-- start Materials provided --
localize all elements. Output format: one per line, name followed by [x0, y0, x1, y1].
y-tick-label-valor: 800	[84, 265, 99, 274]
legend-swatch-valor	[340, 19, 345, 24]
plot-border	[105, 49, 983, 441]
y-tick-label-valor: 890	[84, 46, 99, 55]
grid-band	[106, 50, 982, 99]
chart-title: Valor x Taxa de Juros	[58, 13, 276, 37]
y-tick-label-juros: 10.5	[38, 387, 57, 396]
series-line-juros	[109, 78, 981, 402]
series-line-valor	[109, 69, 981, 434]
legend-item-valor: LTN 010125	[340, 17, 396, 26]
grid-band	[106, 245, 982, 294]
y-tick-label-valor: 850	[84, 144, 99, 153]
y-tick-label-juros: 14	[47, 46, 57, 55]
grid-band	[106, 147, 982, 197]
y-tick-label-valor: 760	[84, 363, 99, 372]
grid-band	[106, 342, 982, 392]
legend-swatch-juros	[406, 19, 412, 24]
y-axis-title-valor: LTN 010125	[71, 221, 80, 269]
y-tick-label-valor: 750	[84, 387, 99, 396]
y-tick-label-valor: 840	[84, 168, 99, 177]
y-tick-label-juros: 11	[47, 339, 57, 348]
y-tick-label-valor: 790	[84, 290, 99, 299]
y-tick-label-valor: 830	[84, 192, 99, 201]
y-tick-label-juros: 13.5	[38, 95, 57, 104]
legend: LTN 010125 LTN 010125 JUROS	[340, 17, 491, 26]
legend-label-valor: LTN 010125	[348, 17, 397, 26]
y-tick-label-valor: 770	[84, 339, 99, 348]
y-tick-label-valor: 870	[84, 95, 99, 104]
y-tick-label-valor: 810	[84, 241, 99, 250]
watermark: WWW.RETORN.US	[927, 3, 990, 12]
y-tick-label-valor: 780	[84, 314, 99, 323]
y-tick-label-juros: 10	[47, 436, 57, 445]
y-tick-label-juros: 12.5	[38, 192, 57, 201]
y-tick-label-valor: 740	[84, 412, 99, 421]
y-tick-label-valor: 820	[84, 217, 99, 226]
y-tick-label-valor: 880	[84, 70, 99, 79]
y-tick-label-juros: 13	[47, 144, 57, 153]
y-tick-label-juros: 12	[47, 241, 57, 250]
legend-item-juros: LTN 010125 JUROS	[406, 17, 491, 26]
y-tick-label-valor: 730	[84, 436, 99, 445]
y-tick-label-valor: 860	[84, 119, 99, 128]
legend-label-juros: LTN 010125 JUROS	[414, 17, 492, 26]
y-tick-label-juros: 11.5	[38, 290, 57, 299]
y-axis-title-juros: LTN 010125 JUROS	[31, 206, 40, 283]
-- end Materials provided --
### Task to complete
Which lines in the listing above contain the string "title"? Pick them out and copy each one.

### Written response
chart-title: Valor x Taxa de Juros	[58, 13, 276, 37]
y-axis-title-valor: LTN 010125	[71, 221, 80, 269]
y-axis-title-juros: LTN 010125 JUROS	[31, 206, 40, 283]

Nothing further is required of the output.